• **The request**: Go over the entries below line by line, copying each one that contains the word "color".

• **Supplied entries**:

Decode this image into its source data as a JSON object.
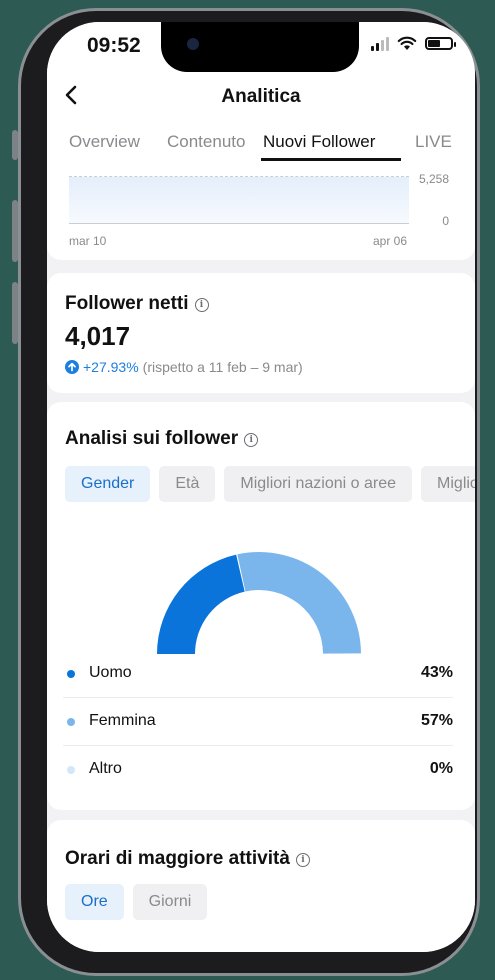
{
  "status": {
    "time": "09:52"
  },
  "nav": {
    "title": "Analitica"
  },
  "tabs": [
    {
      "label": "Overview"
    },
    {
      "label": "Contenuto"
    },
    {
      "label": "Nuovi Follower"
    },
    {
      "label": "LIVE"
    }
  ],
  "top_chart": {
    "y_max_label": "5,258",
    "y_min_label": "0",
    "x_start": "mar 10",
    "x_end": "apr 06"
  },
  "net_followers": {
    "title": "Follower netti",
    "value": "4,017",
    "change": "+27.93%",
    "comparison": "(rispetto a 11 feb – 9 mar)"
  },
  "analysis": {
    "title": "Analisi sui follower",
    "chips": [
      {
        "label": "Gender"
      },
      {
        "label": "Età"
      },
      {
        "label": "Migliori nazioni o aree"
      },
      {
        "label": "Miglio"
      }
    ],
    "legend": [
      {
        "label": "Uomo",
        "value": "43%",
        "color": "#0a74da"
      },
      {
        "label": "Femmina",
        "value": "57%",
        "color": "#7ab6ec"
      },
      {
        "label": "Altro",
        "value": "0%",
        "color": "#d4e7fa"
      }
    ]
  },
  "chart_data": {
    "type": "pie",
    "categories": [
      "Uomo",
      "Femmina",
      "Altro"
    ],
    "values": [
      43,
      57,
      0
    ]
  },
  "activity": {
    "title": "Orari di maggiore attività",
    "chips": [
      {
        "label": "Ore"
      },
      {
        "label": "Giorni"
      }
    ]
  }
}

• **Reply to the task**:
        "color": "#0a74da"
        "color": "#7ab6ec"
        "color": "#d4e7fa"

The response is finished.